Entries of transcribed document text
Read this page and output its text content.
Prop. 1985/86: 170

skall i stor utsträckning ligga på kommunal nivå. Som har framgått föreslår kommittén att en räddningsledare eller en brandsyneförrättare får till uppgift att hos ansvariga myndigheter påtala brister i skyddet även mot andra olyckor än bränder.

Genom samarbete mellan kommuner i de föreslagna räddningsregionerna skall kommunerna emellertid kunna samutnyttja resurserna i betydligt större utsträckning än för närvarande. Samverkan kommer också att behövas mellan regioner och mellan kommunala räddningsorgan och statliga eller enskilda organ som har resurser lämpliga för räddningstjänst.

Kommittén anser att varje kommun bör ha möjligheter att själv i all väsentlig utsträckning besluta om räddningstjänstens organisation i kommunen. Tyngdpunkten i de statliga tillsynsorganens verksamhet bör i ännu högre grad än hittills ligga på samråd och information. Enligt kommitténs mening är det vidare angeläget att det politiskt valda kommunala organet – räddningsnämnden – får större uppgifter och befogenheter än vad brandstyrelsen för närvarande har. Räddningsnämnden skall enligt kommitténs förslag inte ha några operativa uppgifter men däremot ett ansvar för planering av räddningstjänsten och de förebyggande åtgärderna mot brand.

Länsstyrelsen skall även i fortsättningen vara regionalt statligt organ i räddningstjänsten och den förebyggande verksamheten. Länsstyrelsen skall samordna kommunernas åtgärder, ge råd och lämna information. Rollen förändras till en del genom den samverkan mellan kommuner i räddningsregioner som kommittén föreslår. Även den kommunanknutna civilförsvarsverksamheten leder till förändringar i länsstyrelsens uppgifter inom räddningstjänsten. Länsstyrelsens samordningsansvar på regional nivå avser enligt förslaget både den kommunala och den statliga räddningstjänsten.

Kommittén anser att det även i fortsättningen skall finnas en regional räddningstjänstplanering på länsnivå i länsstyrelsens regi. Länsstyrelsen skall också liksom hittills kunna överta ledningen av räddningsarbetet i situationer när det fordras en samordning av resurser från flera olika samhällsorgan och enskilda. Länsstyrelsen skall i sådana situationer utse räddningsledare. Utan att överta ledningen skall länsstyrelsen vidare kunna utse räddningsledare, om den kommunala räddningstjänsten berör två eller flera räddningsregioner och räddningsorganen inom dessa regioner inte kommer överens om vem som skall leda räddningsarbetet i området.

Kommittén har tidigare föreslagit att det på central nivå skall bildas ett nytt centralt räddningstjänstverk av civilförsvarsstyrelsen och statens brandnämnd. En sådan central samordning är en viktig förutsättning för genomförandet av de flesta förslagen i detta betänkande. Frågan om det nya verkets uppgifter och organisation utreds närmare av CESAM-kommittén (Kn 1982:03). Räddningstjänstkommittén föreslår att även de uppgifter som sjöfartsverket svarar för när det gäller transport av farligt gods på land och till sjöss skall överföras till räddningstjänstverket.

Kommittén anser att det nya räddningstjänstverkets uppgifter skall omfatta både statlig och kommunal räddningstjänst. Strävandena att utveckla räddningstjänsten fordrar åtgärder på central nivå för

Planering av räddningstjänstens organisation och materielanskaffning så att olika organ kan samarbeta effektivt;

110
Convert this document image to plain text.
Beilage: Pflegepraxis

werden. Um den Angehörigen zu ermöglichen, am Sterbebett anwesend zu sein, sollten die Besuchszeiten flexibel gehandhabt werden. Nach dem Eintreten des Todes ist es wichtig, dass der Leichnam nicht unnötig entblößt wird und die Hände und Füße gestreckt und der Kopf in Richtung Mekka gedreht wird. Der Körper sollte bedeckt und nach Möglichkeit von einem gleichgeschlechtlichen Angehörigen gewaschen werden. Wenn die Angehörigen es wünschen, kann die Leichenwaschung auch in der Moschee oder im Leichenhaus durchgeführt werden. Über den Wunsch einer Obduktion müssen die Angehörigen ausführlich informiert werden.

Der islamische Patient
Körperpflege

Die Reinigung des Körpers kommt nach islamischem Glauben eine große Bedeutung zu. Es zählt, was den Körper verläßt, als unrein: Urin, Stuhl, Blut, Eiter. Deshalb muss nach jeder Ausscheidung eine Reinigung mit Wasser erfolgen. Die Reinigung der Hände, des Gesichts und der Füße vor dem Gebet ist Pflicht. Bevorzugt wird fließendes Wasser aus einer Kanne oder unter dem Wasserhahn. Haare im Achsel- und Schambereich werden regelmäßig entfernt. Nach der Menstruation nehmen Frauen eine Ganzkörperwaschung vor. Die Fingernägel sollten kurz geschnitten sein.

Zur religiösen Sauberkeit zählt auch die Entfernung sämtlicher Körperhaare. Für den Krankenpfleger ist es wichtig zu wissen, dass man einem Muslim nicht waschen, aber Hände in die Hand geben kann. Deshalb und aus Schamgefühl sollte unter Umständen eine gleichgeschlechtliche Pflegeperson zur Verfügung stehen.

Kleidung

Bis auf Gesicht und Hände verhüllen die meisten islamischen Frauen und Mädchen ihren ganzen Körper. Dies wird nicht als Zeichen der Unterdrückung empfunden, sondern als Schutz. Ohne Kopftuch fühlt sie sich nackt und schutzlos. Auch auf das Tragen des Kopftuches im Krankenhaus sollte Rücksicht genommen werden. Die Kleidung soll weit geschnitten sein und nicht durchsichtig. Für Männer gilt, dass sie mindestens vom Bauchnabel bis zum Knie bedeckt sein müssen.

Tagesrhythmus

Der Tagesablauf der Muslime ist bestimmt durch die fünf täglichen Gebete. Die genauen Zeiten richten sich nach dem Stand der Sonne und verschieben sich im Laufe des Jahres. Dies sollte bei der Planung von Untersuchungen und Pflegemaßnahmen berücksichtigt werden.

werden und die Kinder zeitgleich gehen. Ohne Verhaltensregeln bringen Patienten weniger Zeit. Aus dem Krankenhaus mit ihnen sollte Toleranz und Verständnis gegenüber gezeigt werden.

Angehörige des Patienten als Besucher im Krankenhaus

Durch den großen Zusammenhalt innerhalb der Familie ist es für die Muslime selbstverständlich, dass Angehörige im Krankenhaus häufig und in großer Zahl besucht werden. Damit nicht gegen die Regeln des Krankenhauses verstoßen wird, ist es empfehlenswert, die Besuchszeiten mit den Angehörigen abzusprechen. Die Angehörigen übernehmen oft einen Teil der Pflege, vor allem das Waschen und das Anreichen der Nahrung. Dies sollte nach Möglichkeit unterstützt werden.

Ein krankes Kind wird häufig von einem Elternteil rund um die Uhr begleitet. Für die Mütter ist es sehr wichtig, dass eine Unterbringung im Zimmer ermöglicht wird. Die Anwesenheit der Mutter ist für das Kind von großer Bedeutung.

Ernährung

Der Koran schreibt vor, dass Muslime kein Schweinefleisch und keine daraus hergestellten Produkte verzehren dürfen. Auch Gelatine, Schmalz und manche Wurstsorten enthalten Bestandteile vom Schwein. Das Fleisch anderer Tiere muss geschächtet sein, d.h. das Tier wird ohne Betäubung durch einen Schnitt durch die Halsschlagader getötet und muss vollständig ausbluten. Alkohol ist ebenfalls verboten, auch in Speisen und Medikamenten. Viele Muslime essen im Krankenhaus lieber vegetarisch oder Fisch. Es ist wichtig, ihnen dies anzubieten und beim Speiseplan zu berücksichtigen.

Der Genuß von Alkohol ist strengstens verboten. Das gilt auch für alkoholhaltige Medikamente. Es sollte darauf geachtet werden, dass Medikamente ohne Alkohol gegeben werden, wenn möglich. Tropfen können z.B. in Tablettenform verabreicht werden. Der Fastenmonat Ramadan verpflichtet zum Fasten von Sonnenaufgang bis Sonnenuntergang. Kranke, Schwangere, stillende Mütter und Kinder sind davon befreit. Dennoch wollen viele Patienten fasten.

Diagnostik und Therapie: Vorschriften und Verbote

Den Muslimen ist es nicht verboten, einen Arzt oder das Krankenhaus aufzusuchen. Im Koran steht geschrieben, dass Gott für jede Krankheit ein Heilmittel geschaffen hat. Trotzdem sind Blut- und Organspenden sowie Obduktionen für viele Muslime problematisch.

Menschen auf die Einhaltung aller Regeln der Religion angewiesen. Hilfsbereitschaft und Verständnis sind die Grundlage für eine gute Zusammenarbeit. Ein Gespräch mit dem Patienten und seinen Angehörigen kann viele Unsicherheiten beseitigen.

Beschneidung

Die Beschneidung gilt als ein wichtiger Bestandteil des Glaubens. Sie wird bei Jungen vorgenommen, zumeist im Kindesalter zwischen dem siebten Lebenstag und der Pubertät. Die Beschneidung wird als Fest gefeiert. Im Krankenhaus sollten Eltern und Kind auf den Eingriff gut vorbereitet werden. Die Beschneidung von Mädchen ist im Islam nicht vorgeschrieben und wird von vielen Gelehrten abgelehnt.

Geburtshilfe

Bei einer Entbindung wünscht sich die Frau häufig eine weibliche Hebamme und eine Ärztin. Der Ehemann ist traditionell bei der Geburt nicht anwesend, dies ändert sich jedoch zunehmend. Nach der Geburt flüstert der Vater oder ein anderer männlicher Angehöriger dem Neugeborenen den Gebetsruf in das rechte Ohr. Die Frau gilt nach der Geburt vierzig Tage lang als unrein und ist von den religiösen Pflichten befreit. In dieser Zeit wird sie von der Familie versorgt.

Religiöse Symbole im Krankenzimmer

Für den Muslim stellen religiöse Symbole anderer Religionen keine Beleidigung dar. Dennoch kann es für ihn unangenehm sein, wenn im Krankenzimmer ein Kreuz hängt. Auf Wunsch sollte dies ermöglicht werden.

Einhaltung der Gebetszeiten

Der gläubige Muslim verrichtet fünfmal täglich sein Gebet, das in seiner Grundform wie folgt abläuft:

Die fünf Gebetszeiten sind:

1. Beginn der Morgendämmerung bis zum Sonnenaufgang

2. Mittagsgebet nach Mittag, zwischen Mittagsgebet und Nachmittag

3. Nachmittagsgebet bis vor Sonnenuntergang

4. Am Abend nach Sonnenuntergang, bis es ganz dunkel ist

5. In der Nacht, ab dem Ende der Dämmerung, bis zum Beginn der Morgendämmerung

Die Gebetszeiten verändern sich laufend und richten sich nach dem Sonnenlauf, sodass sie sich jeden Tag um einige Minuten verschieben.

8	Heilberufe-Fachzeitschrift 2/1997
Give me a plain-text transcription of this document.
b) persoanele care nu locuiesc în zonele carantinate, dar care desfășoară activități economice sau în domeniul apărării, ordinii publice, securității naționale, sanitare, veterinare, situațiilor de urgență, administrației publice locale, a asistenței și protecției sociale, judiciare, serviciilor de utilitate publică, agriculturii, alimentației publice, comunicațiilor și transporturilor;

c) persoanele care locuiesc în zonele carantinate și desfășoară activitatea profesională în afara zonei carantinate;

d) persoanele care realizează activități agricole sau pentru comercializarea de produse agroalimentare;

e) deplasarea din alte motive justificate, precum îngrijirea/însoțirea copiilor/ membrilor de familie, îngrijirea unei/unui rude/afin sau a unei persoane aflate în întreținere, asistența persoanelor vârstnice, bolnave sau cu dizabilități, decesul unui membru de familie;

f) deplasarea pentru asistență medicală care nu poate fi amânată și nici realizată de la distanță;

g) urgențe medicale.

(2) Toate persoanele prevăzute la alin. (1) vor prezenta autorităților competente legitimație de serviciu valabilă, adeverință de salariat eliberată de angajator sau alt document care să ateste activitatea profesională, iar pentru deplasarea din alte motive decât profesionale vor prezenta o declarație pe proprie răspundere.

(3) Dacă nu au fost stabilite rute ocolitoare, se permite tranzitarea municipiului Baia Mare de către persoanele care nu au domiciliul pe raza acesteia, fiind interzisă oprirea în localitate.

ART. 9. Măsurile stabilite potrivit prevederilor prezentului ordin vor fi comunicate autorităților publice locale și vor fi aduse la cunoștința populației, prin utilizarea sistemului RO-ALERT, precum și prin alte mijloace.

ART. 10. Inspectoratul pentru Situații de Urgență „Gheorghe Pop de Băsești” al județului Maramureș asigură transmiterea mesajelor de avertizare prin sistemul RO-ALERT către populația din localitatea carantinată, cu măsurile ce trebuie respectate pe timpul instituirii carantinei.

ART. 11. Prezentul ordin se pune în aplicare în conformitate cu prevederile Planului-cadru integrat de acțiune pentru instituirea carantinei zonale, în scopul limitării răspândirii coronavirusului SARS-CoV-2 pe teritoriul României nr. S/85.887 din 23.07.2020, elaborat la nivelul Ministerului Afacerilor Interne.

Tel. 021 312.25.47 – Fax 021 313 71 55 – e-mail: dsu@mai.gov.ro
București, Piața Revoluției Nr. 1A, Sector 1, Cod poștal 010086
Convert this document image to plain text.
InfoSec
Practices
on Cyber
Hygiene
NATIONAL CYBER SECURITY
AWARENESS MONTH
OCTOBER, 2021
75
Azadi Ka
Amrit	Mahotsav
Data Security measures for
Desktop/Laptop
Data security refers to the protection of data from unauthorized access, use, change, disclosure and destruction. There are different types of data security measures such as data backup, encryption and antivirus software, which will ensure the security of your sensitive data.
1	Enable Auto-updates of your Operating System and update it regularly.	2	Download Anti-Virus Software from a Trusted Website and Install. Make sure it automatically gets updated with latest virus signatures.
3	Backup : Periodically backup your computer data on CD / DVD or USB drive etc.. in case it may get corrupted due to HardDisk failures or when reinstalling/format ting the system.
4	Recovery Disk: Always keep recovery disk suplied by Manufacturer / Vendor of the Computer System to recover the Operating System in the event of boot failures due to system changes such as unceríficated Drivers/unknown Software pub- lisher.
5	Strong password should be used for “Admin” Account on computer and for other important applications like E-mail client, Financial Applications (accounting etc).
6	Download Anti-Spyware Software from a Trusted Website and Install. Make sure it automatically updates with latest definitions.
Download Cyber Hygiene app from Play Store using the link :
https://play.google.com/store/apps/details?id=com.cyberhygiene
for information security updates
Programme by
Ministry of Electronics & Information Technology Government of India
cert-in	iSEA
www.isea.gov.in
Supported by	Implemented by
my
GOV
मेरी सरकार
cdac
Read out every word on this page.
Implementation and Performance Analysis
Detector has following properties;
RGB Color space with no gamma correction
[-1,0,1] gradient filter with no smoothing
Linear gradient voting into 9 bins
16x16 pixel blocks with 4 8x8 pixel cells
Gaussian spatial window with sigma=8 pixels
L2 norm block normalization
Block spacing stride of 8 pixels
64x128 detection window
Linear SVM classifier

» WHAT TO PRODUCE
Go through the entries above and count the lines containing the string "Trusted". Give only that number.

» SOLUTION TO THIS EXERCISE
2